» STATED GOAL
Gather every line in the records below that contains the word "progress".

--- Begin INFORMATION GIVEN ---

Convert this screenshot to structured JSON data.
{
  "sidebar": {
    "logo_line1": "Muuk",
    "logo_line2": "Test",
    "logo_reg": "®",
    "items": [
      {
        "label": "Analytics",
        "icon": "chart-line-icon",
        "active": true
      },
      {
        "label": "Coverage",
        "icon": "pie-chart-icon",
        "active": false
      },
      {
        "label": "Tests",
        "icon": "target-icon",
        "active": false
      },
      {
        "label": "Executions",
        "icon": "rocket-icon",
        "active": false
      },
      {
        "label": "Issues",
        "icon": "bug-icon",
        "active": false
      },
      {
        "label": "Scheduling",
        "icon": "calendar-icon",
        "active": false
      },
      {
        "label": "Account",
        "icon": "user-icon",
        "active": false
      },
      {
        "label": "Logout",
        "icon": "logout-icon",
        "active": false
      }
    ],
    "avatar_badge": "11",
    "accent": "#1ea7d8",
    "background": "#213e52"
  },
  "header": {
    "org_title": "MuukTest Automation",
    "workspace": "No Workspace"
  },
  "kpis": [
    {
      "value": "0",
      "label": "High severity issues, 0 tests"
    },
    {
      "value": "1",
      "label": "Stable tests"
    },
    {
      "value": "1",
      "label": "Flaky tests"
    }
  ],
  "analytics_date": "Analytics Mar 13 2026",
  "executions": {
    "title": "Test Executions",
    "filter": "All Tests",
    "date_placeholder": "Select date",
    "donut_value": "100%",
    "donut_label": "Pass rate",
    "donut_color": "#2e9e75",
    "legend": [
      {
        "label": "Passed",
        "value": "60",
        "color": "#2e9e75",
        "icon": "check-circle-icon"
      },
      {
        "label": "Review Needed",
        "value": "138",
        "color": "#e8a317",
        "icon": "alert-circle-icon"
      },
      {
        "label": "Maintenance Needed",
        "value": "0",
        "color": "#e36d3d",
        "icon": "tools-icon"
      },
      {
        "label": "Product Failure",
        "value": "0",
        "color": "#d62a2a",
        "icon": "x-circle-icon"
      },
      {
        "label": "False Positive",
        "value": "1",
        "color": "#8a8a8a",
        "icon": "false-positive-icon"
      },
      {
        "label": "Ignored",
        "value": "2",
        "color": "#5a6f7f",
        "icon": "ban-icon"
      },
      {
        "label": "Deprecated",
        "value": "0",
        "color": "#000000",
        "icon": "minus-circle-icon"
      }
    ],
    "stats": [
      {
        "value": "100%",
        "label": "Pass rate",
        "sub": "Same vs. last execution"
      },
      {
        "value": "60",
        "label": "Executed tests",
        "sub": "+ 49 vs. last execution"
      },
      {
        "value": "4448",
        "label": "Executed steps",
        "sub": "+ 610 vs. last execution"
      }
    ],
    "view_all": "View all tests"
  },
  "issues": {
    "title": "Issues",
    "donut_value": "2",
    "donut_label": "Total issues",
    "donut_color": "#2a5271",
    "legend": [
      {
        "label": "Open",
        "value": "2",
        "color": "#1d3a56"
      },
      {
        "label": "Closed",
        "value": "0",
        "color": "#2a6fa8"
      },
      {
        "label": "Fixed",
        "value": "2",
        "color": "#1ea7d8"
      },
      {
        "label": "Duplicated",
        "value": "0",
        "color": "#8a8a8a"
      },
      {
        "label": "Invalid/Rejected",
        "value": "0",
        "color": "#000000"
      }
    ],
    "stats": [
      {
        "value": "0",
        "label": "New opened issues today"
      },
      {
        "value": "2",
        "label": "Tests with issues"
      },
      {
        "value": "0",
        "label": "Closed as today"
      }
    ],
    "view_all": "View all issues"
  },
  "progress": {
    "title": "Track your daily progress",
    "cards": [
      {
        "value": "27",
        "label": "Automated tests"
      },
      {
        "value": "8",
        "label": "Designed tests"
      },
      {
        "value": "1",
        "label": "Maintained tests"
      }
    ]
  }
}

--- End INFORMATION GIVEN ---

» EXERCISE OUTPUT
  "progress": {
    "title": "Track your daily progress",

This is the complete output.